======== RECORDS TO USE ========

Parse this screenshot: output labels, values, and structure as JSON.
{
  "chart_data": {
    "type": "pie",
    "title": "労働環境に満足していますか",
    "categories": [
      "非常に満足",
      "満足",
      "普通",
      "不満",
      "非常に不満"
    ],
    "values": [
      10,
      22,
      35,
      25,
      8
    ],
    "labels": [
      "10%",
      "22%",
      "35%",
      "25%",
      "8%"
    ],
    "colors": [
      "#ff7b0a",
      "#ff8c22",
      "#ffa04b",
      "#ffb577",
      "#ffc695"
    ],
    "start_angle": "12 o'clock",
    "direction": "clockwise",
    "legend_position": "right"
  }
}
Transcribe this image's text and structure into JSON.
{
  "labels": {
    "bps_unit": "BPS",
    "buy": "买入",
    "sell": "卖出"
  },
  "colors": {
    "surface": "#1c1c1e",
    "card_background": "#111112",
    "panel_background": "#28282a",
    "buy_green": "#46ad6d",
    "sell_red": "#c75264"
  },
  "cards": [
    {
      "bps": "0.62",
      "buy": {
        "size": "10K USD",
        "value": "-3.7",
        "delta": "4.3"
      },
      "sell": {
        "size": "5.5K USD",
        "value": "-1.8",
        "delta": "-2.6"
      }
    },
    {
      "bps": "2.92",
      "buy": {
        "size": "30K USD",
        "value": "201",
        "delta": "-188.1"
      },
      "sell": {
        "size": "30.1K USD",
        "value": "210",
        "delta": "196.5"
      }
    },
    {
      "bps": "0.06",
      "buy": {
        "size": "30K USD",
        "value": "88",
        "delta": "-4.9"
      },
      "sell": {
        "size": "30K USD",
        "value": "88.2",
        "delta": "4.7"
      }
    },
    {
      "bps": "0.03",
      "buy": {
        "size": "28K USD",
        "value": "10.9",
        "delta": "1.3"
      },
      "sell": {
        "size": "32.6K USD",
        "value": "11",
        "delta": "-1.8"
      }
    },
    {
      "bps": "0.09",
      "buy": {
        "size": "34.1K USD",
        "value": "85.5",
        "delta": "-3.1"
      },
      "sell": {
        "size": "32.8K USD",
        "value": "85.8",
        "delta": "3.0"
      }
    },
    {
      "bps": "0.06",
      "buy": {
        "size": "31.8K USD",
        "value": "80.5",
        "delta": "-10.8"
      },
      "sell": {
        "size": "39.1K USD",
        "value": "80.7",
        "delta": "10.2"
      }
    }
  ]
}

========

WHAT THE TASK REQUIRES:
Extract the full listing above without alteration.

ANSWER TO THIS TASK:
Parse this screenshot: output labels, values, and structure as JSON.
{
  "chart_data": {
    "type": "pie",
    "title": "労働環境に満足していますか",
    "categories": [
      "非常に満足",
      "満足",
      "普通",
      "不満",
      "非常に不満"
    ],
    "values": [
      10,
      22,
      35,
      25,
      8
    ],
    "labels": [
      "10%",
      "22%",
      "35%",
      "25%",
      "8%"
    ],
    "colors": [
      "#ff7b0a",
      "#ff8c22",
      "#ffa04b",
      "#ffb577",
      "#ffc695"
    ],
    "start_angle": "12 o'clock",
    "direction": "clockwise",
    "legend_position": "right"
  }
}
Transcribe this image's text and structure into JSON.
{
  "labels": {
    "bps_unit": "BPS",
    "buy": "买入",
    "sell": "卖出"
  },
  "colors": {
    "surface": "#1c1c1e",
    "card_background": "#111112",
    "panel_background": "#28282a",
    "buy_green": "#46ad6d",
    "sell_red": "#c75264"
  },
  "cards": [
    {
      "bps": "0.62",
      "buy": {
        "size": "10K USD",
        "value": "-3.7",
        "delta": "4.3"
      },
      "sell": {
        "size": "5.5K USD",
        "value": "-1.8",
        "delta": "-2.6"
      }
    },
    {
      "bps": "2.92",
      "buy": {
        "size": "30K USD",
        "value": "201",
        "delta": "-188.1"
      },
      "sell": {
        "size": "30.1K USD",
        "value": "210",
        "delta": "196.5"
      }
    },
    {
      "bps": "0.06",
      "buy": {
        "size": "30K USD",
        "value": "88",
        "delta": "-4.9"
      },
      "sell": {
        "size": "30K USD",
        "value": "88.2",
        "delta": "4.7"
      }
    },
    {
      "bps": "0.03",
      "buy": {
        "size": "28K USD",
        "value": "10.9",
        "delta": "1.3"
      },
      "sell": {
        "size": "32.6K USD",
        "value": "11",
        "delta": "-1.8"
      }
    },
    {
      "bps": "0.09",
      "buy": {
        "size": "34.1K USD",
        "value": "85.5",
        "delta": "-3.1"
      },
      "sell": {
        "size": "32.8K USD",
        "value": "85.8",
        "delta": "3.0"
      }
    },
    {
      "bps": "0.06",
      "buy": {
        "size": "31.8K USD",
        "value": "80.5",
        "delta": "-10.8"
      },
      "sell": {
        "size": "39.1K USD",
        "value": "80.7",
        "delta": "10.2"
      }
    }
  ]
}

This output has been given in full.